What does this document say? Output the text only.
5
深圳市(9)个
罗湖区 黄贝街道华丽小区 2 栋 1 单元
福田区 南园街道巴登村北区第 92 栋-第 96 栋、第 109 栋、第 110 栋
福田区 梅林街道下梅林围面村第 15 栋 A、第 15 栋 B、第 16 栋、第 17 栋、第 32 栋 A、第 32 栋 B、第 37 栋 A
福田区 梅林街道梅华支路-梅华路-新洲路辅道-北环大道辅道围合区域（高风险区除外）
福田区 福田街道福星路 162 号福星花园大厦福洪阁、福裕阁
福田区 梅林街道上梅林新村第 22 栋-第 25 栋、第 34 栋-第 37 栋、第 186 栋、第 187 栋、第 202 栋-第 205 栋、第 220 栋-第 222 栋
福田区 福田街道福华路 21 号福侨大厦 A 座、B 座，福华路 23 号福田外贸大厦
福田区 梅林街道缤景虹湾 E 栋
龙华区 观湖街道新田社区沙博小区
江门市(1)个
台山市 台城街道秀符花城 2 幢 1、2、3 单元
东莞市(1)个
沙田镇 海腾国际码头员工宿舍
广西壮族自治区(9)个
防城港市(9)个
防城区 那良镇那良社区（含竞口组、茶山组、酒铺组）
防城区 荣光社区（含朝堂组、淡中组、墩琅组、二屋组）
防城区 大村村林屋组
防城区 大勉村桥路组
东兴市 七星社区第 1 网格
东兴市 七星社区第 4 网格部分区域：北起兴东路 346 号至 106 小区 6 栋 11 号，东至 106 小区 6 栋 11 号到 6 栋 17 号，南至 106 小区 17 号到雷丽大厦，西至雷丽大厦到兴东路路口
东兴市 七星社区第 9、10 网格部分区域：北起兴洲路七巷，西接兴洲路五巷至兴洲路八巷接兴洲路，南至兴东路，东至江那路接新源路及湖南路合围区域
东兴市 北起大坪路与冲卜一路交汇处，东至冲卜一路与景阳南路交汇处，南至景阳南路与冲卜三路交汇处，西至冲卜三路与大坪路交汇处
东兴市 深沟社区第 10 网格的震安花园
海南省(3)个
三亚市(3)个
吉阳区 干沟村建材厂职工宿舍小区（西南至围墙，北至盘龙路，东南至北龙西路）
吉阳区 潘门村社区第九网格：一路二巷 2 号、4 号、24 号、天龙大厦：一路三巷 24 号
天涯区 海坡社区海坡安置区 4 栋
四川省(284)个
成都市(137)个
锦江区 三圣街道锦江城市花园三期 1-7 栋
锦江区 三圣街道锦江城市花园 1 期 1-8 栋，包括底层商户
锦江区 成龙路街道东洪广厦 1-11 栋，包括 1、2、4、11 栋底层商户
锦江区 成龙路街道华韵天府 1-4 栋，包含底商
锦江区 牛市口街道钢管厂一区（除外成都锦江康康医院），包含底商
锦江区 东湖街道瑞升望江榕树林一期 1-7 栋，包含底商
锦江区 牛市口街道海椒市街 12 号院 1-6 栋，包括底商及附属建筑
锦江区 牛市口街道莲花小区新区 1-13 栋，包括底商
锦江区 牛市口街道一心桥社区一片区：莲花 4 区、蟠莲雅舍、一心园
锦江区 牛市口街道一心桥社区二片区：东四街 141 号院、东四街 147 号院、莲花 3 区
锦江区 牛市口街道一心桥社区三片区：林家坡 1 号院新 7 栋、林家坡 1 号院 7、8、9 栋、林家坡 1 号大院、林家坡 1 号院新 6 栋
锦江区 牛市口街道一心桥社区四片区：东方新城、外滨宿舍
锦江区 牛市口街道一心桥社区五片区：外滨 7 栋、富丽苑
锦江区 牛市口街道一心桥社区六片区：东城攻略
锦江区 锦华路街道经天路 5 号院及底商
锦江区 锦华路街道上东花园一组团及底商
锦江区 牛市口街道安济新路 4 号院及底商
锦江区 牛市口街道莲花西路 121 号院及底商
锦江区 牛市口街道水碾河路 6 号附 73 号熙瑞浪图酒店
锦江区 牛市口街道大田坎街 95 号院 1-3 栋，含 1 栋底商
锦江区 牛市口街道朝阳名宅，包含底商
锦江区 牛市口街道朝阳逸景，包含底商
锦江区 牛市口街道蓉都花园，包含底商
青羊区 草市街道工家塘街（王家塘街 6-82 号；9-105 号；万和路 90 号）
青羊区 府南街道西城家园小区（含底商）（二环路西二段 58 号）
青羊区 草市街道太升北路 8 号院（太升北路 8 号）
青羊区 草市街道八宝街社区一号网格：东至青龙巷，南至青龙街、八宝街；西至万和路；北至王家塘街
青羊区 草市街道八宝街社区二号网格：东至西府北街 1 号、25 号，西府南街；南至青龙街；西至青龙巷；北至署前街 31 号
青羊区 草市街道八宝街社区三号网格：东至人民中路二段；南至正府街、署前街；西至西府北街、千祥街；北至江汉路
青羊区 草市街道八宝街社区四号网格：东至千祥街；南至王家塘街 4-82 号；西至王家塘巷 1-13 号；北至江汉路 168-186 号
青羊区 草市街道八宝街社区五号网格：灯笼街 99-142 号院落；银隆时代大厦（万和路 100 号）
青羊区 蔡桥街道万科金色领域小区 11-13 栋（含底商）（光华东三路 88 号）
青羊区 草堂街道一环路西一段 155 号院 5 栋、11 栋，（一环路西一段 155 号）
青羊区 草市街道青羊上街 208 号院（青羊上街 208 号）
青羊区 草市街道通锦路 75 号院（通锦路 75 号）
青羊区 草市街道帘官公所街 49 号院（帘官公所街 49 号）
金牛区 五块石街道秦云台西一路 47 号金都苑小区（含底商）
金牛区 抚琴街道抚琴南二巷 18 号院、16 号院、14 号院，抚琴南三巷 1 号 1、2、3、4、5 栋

OBJECTIVE
Search the entries for the word "七星社区第" and copy every line that has it.

COMPLETED TASK
东兴市 七星社区第 1 网格
东兴市 七星社区第 4 网格部分区域：北起兴东路 346 号至 106 小区 6 栋 11 号，东至 106 小区 6 栋 11 号到 6 栋 17 号，南至 106 小区 17 号到雷丽大厦，西至雷丽大厦到兴东路路口
东兴市 七星社区第 9、10 网格部分区域：北起兴洲路七巷，西接兴洲路五巷至兴洲路八巷接兴洲路，南至兴东路，东至江那路接新源路及湖南路合围区域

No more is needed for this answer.